◆ **Your objective**: Nothing in the records may be left out or altered; reproduce them all exactly.

━━ The input ━━

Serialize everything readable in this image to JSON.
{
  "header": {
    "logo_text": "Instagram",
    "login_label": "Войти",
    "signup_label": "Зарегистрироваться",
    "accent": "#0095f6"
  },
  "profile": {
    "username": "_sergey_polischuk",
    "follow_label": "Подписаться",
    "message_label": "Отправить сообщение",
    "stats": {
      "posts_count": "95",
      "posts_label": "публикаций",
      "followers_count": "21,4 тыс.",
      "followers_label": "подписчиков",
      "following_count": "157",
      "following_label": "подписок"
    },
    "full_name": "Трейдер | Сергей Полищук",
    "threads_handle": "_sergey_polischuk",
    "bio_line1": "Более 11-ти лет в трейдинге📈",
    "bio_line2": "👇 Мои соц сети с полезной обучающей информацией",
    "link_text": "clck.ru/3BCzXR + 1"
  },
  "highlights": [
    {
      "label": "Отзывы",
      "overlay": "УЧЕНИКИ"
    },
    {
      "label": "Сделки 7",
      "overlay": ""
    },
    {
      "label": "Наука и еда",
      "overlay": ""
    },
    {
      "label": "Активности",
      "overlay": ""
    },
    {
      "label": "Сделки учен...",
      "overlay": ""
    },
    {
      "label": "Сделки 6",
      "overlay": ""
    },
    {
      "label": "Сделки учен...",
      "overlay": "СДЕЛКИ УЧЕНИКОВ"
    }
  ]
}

━━━

◆ **Exercise response**:
Serialize everything readable in this image to JSON.
{
  "header": {
    "logo_text": "Instagram",
    "login_label": "Войти",
    "signup_label": "Зарегистрироваться",
    "accent": "#0095f6"
  },
  "profile": {
    "username": "_sergey_polischuk",
    "follow_label": "Подписаться",
    "message_label": "Отправить сообщение",
    "stats": {
      "posts_count": "95",
      "posts_label": "публикаций",
      "followers_count": "21,4 тыс.",
      "followers_label": "подписчиков",
      "following_count": "157",
      "following_label": "подписок"
    },
    "full_name": "Трейдер | Сергей Полищук",
    "threads_handle": "_sergey_polischuk",
    "bio_line1": "Более 11-ти лет в трейдинге📈",
    "bio_line2": "👇 Мои соц сети с полезной обучающей информацией",
    "link_text": "clck.ru/3BCzXR + 1"
  },
  "highlights": [
    {
      "label": "Отзывы",
      "overlay": "УЧЕНИКИ"
    },
    {
      "label": "Сделки 7",
      "overlay": ""
    },
    {
      "label": "Наука и еда",
      "overlay": ""
    },
    {
      "label": "Активности",
      "overlay": ""
    },
    {
      "label": "Сделки учен...",
      "overlay": ""
    },
    {
      "label": "Сделки 6",
      "overlay": ""
    },
    {
      "label": "Сделки учен...",
      "overlay": "СДЕЛКИ УЧЕНИКОВ"
    }
  ]
}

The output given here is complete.